• **What you have to do**
Pick out each line of the records in which the word "einfach" appears.

• **Data records**
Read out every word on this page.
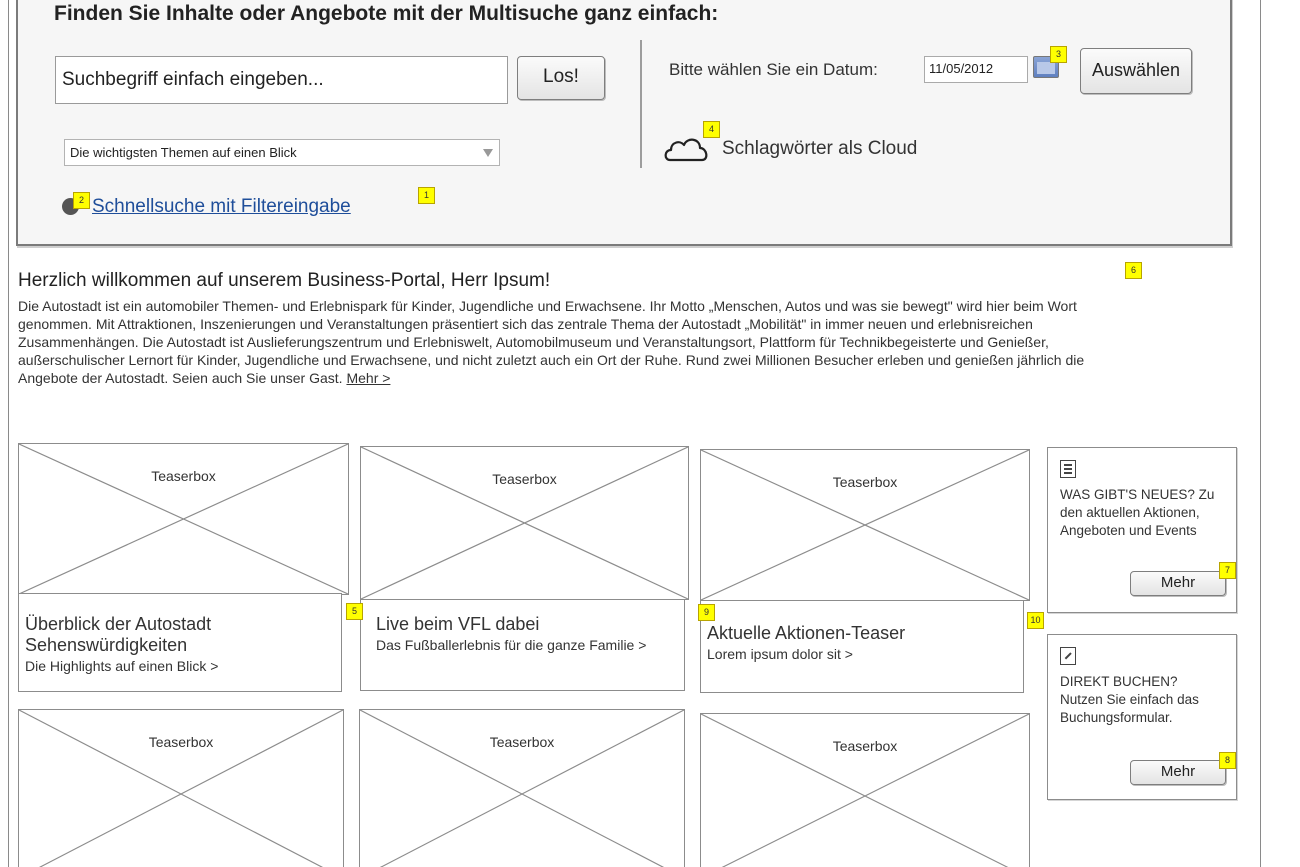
Finden Sie Inhalte oder Angebote mit der Multisuche ganz einfach:
Suchbegriff einfach eingeben...	Los!
Die wichtigsten Themen auf einen Blick
2 Schnellsuche mit Filtereingabe
1
Bitte wählen Sie ein Datum:	11/05/2012
3
Auswählen
4
Schlagwörter als Cloud
Herzlich willkommen auf unserem Business-Portal, Herr Ipsum!	6
Die Autostadt ist ein automobiler Themen- und Erlebnispark für Kinder, Jugendliche und Erwachsene. Ihr Motto „Menschen, Autos und was sie bewegt" wird hier beim Wort genommen. Mit Attraktionen, Inszenierungen und Veranstaltungen präsentiert sich das zentrale Thema der Autostadt „Mobilität" in immer neuen und erlebnisreichen Zusammenhängen. Die Autostadt ist Auslieferungszentrum und Erlebniswelt, Automobilmuseum und Veranstaltungsort, Plattform für Technikbegeisterte und Genießer, außerschulischer Lernort für Kinder, Jugendliche und Erwachsene, und nicht zuletzt auch ein Ort der Ruhe. Rund zwei Millionen Besucher erleben und genießen jährlich die Angebote der Autostadt. Seien auch Sie unser Gast. Mehr >
Teaserbox	Teaserbox	Teaserbox
Überblick der Autostadt Sehenswürdigkeiten
Die Highlights auf einen Blick >
5
Live beim VFL dabei
Das Fußballerlebnis für die ganze Familie >
9
Aktuelle Aktionen-Teaser
Lorem ipsum dolor sit >
10
Teaserbox	Teaserbox	Teaserbox
WAS GIBT'S NEUES? Zu den aktuellen Aktionen, Angeboten und Events
Mehr
7
DIREKT BUCHEN? Nutzen Sie einfach das Buchungsformular.
Mehr
8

• **Solution to the problem**
Finden Sie Inhalte oder Angebote mit der Multisuche ganz einfach:
Suchbegriff einfach eingeben...	Los!
DIREKT BUCHEN? Nutzen Sie einfach das Buchungsformular.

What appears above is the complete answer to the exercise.